→ Objective
Can all of these lines be returned exactly?

Source records:
#####

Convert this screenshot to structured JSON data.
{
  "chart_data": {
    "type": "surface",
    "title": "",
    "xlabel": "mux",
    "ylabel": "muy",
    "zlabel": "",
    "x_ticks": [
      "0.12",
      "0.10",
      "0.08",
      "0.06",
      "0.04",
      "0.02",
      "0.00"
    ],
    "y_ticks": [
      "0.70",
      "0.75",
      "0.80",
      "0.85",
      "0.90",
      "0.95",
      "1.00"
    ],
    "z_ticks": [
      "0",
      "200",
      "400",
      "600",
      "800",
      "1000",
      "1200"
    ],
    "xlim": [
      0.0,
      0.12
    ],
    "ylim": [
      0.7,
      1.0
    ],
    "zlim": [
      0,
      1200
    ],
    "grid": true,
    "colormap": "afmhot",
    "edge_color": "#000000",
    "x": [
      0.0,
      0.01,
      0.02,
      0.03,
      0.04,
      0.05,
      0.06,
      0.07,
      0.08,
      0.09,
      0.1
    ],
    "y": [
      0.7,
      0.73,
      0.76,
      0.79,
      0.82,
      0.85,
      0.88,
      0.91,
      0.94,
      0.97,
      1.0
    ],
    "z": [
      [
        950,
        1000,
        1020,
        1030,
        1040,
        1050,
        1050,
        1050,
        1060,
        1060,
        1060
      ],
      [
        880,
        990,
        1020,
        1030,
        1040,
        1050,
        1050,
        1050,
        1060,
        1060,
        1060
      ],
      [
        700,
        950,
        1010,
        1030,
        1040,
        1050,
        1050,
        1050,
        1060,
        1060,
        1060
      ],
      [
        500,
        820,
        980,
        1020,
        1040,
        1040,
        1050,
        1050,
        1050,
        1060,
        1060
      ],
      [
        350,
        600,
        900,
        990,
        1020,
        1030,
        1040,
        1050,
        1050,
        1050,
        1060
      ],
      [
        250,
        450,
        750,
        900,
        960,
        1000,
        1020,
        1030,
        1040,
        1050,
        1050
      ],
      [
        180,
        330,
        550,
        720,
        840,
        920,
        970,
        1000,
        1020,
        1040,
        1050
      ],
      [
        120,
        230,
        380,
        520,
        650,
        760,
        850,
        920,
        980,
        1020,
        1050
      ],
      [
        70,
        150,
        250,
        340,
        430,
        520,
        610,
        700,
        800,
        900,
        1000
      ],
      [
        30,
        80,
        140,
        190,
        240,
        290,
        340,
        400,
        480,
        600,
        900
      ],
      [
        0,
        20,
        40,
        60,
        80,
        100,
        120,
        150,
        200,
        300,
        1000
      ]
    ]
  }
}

#####

→ Full output
Convert this screenshot to structured JSON data.
{
  "chart_data": {
    "type": "surface",
    "title": "",
    "xlabel": "mux",
    "ylabel": "muy",
    "zlabel": "",
    "x_ticks": [
      "0.12",
      "0.10",
      "0.08",
      "0.06",
      "0.04",
      "0.02",
      "0.00"
    ],
    "y_ticks": [
      "0.70",
      "0.75",
      "0.80",
      "0.85",
      "0.90",
      "0.95",
      "1.00"
    ],
    "z_ticks": [
      "0",
      "200",
      "400",
      "600",
      "800",
      "1000",
      "1200"
    ],
    "xlim": [
      0.0,
      0.12
    ],
    "ylim": [
      0.7,
      1.0
    ],
    "zlim": [
      0,
      1200
    ],
    "grid": true,
    "colormap": "afmhot",
    "edge_color": "#000000",
    "x": [
      0.0,
      0.01,
      0.02,
      0.03,
      0.04,
      0.05,
      0.06,
      0.07,
      0.08,
      0.09,
      0.1
    ],
    "y": [
      0.7,
      0.73,
      0.76,
      0.79,
      0.82,
      0.85,
      0.88,
      0.91,
      0.94,
      0.97,
      1.0
    ],
    "z": [
      [
        950,
        1000,
        1020,
        1030,
        1040,
        1050,
        1050,
        1050,
        1060,
        1060,
        1060
      ],
      [
        880,
        990,
        1020,
        1030,
        1040,
        1050,
        1050,
        1050,
        1060,
        1060,
        1060
      ],
      [
        700,
        950,
        1010,
        1030,
        1040,
        1050,
        1050,
        1050,
        1060,
        1060,
        1060
      ],
      [
        500,
        820,
        980,
        1020,
        1040,
        1040,
        1050,
        1050,
        1050,
        1060,
        1060
      ],
      [
        350,
        600,
        900,
        990,
        1020,
        1030,
        1040,
        1050,
        1050,
        1050,
        1060
      ],
      [
        250,
        450,
        750,
        900,
        960,
        1000,
        1020,
        1030,
        1040,
        1050,
        1050
      ],
      [
        180,
        330,
        550,
        720,
        840,
        920,
        970,
        1000,
        1020,
        1040,
        1050
      ],
      [
        120,
        230,
        380,
        520,
        650,
        760,
        850,
        920,
        980,
        1020,
        1050
      ],
      [
        70,
        150,
        250,
        340,
        430,
        520,
        610,
        700,
        800,
        900,
        1000
      ],
      [
        30,
        80,
        140,
        190,
        240,
        290,
        340,
        400,
        480,
        600,
        900
      ],
      [
        0,
        20,
        40,
        60,
        80,
        100,
        120,
        150,
        200,
        300,
        1000
      ]
    ]
  }
}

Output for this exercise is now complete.